Raw records →
-- BEGIN --

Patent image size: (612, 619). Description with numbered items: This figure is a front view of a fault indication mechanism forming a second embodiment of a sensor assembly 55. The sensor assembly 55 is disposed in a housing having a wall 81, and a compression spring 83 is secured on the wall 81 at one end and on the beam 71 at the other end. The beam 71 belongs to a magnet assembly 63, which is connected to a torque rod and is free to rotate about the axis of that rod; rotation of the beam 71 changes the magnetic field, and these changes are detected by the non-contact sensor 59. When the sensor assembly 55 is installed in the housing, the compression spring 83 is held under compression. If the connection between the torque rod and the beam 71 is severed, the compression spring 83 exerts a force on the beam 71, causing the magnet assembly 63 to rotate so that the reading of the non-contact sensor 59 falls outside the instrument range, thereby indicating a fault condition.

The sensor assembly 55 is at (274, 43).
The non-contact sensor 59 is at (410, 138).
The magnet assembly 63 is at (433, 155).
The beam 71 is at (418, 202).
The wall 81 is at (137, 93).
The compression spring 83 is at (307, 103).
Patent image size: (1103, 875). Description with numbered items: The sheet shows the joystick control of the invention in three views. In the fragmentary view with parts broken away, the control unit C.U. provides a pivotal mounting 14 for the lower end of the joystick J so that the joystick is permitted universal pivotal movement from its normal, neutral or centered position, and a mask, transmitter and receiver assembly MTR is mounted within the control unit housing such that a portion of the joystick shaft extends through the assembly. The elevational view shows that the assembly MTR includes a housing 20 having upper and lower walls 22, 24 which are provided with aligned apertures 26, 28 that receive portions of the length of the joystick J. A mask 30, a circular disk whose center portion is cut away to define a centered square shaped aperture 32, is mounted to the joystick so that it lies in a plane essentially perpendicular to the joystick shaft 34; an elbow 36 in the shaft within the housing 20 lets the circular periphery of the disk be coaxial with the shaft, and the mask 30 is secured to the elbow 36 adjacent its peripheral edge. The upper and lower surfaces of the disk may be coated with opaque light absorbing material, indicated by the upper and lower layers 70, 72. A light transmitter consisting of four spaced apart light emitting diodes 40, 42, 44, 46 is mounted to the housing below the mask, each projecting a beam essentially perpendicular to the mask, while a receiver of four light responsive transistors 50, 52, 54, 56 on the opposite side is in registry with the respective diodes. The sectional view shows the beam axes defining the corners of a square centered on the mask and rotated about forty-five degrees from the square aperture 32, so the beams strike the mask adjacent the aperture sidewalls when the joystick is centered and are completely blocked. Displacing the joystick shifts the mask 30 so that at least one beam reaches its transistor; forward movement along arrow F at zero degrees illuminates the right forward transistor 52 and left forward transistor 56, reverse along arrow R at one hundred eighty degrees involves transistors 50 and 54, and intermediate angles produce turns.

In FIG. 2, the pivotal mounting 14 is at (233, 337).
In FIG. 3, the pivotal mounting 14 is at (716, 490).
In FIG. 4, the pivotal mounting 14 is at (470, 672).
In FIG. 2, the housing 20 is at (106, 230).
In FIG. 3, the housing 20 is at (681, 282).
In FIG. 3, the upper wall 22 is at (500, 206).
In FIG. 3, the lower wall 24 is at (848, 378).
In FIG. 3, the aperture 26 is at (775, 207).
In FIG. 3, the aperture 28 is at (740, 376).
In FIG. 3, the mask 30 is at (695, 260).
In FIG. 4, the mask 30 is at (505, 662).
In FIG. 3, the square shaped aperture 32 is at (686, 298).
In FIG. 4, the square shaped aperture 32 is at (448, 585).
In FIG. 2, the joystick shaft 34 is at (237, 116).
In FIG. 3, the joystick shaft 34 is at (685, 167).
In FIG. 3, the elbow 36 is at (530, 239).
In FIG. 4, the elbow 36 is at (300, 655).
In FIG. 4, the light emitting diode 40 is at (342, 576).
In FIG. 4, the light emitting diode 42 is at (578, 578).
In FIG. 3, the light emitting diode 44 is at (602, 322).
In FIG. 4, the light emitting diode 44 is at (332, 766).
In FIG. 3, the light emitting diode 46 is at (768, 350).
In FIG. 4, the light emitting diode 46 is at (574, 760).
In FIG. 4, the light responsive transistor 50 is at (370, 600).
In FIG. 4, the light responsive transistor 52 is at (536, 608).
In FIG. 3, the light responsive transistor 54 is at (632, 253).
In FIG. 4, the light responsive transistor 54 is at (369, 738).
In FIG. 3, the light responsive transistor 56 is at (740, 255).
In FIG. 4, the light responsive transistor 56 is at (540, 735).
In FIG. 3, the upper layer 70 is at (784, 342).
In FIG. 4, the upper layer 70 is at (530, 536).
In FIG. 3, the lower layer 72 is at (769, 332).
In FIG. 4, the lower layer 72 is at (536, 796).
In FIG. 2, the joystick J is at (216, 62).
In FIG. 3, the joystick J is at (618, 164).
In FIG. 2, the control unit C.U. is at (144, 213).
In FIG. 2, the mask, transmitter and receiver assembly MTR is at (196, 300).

-- END --

What the exercise asks → Gather every line in the records above that contains the string "transmitter". Case counts.

Correct output →
Patent image size: (1103, 875). Description with numbered items: The sheet shows the joystick control of the invention in three views. In the fragmentary view with parts broken away, the control unit C.U. provides a pivotal mounting 14 for the lower end of the joystick J so that the joystick is permitted universal pivotal movement from its normal, neutral or centered position, and a mask, transmitter and receiver assembly MTR is mounted within the control unit housing such that a portion of the joystick shaft extends through the assembly. The elevational view shows that the assembly MTR includes a housing 20 having upper and lower walls 22, 24 which are provided with aligned apertures 26, 28 that receive portions of the length of the joystick J. A mask 30, a circular disk whose center portion is cut away to define a centered square shaped aperture 32, is mounted to the joystick so that it lies in a plane essentially perpendicular to the joystick shaft 34; an elbow 36 in the shaft within the housing 20 lets the circular periphery of the disk be coaxial with the shaft, and the mask 30 is secured to the elbow 36 adjacent its peripheral edge. The upper and lower surfaces of the disk may be coated with opaque light absorbing material, indicated by the upper and lower layers 70, 72. A light transmitter consisting of four spaced apart light emitting diodes 40, 42, 44, 46 is mounted to the housing below the mask, each projecting a beam essentially perpendicular to the mask, while a receiver of four light responsive transistors 50, 52, 54, 56 on the opposite side is in registry with the respective diodes. The sectional view shows the beam axes defining the corners of a square centered on the mask and rotated about forty-five degrees from the square aperture 32, so the beams strike the mask adjacent the aperture sidewalls when the joystick is centered and are completely blocked. Displacing the joystick shifts the mask 30 so that at least one beam reaches its transistor; forward movement along arrow F at zero degrees illuminates the right forward transistor 52 and left forward transistor 56, reverse along arrow R at one hundred eighty degrees involves transistors 50 and 54, and intermediate angles produce turns.
In FIG. 2, the mask, transmitter and receiver assembly MTR is at (196, 300).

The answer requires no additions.